## SET PROBLEM
Search the entries for the word "Tellerstand" and pull out each line that has it.

## DATA TO USE
— BEGIN —
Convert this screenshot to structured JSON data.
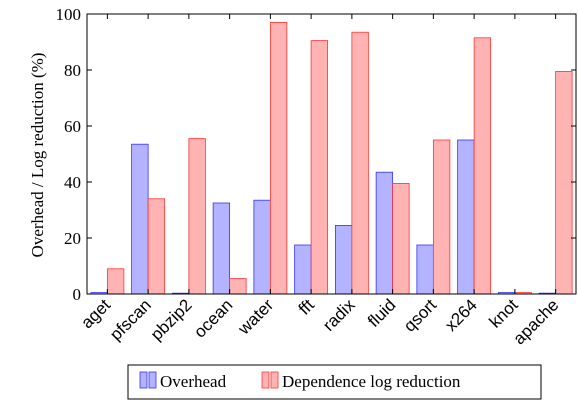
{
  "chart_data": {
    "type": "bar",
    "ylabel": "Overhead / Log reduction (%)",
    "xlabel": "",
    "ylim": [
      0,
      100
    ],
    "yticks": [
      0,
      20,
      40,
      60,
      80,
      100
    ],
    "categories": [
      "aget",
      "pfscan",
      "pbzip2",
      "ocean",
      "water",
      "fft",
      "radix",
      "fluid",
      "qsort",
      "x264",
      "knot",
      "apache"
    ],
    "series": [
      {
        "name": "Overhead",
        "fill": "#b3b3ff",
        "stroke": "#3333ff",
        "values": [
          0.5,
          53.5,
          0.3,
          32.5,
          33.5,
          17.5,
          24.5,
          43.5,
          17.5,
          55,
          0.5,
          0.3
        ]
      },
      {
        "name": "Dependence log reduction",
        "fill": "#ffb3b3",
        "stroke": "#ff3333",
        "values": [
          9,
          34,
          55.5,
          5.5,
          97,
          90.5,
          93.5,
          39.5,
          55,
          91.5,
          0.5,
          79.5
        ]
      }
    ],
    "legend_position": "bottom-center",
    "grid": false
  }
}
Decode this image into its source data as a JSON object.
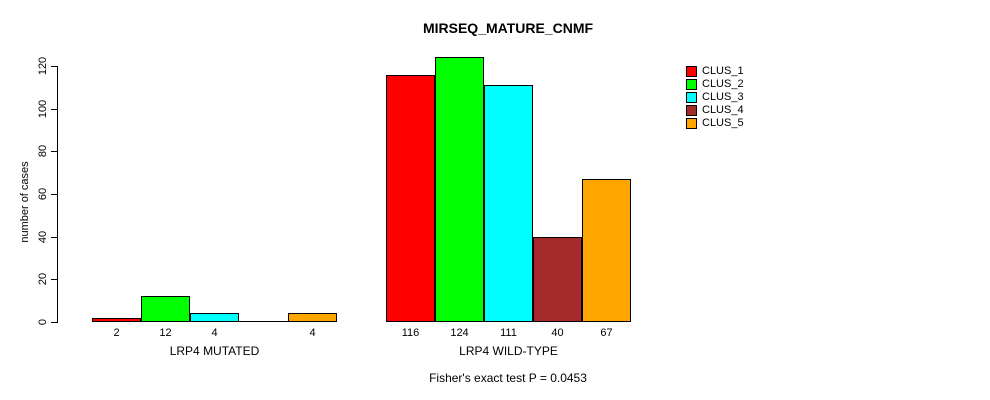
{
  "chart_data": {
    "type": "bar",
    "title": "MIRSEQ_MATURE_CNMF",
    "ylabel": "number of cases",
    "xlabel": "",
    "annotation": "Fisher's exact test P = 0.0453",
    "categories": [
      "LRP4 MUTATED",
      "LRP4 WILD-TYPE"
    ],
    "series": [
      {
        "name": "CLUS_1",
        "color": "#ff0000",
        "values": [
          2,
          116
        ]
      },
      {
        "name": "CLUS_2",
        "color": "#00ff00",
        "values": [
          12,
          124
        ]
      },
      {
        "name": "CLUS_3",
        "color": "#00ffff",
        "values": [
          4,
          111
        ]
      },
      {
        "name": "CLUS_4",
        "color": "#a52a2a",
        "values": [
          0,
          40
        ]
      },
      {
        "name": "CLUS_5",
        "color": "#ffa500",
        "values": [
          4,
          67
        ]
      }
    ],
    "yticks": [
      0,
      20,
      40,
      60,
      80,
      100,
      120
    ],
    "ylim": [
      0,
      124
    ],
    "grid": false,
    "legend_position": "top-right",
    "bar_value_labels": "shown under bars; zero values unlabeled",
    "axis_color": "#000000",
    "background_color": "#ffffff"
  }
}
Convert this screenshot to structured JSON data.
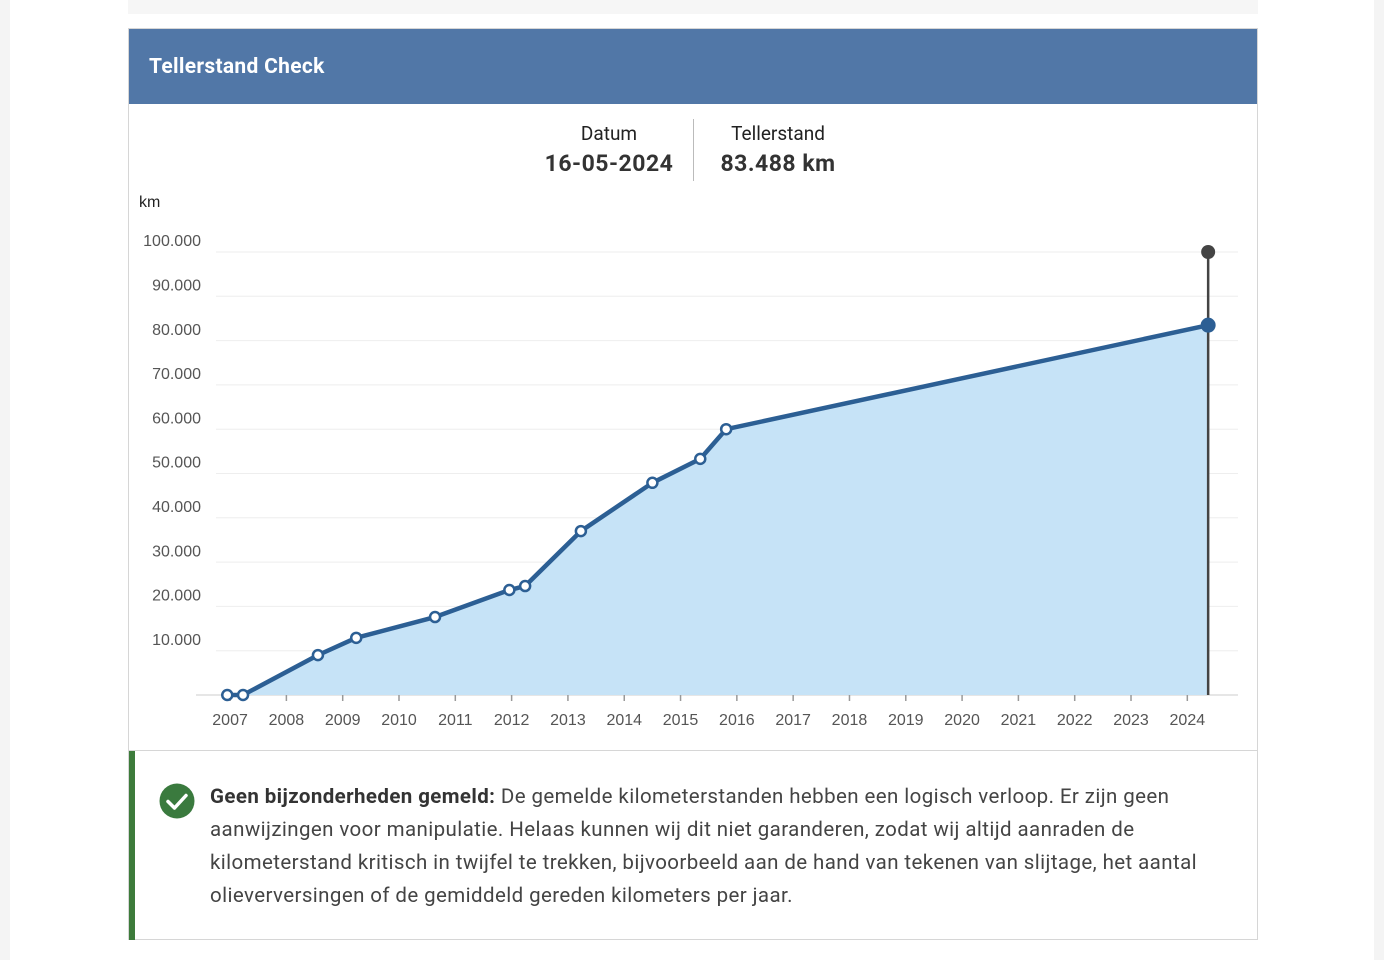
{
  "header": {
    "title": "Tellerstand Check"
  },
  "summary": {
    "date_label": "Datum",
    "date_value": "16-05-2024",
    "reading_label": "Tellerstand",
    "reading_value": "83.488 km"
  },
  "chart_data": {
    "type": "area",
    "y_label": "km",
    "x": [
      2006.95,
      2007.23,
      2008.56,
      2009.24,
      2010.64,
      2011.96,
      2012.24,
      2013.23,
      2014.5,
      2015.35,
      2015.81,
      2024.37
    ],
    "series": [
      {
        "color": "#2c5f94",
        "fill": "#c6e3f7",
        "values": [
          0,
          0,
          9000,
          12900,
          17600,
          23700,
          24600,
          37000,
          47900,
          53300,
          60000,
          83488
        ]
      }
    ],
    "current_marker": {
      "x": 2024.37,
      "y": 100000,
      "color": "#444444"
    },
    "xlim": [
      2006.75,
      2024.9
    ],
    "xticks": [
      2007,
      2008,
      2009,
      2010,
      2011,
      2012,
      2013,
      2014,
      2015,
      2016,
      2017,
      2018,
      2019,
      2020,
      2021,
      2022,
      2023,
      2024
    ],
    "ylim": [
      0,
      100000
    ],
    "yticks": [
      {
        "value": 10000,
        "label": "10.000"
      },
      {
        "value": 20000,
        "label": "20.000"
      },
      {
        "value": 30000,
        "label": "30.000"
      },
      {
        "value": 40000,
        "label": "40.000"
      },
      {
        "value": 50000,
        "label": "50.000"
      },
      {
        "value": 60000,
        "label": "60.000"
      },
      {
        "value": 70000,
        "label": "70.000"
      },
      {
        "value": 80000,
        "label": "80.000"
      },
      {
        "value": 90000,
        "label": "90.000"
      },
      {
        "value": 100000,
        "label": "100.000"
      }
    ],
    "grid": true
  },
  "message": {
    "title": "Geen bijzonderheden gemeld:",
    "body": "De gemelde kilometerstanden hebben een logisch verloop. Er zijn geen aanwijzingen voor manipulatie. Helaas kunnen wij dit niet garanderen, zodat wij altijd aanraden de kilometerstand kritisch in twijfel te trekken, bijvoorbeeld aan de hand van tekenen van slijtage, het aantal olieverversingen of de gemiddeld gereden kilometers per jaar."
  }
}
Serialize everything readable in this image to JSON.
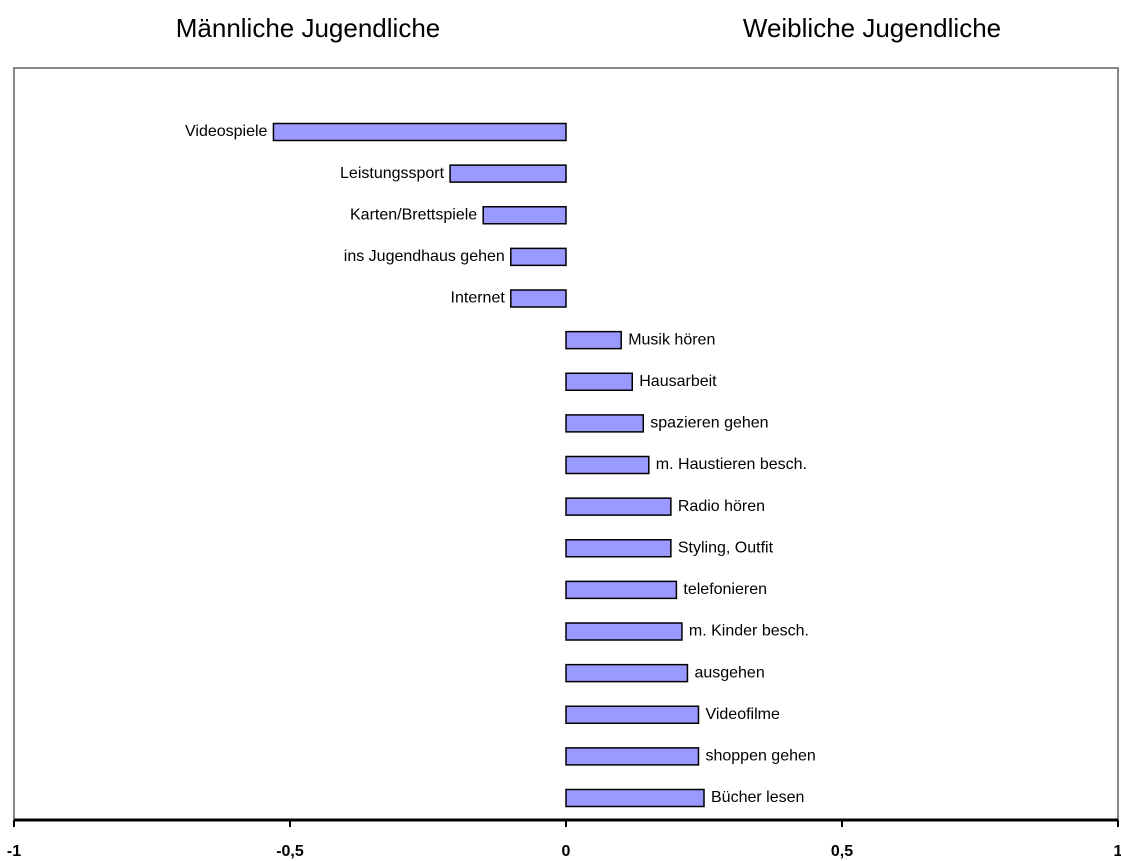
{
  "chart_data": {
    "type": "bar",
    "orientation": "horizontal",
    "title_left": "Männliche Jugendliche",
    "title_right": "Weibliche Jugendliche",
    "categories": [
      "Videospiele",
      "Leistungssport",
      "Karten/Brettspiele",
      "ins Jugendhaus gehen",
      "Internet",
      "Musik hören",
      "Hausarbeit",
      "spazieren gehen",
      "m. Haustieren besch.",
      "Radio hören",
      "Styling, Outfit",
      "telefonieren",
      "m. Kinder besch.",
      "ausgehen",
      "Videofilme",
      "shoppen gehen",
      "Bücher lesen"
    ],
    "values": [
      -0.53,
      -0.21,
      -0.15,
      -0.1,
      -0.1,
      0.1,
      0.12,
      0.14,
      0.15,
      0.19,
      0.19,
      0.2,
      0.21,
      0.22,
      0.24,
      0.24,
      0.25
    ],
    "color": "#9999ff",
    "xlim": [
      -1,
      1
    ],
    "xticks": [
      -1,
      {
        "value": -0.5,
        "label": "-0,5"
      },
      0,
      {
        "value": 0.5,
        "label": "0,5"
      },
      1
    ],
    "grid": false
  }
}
— END —
## EXERCISE SOLUTION
    "title": "Tellerstand Check"
    "reading_label": "Tellerstand",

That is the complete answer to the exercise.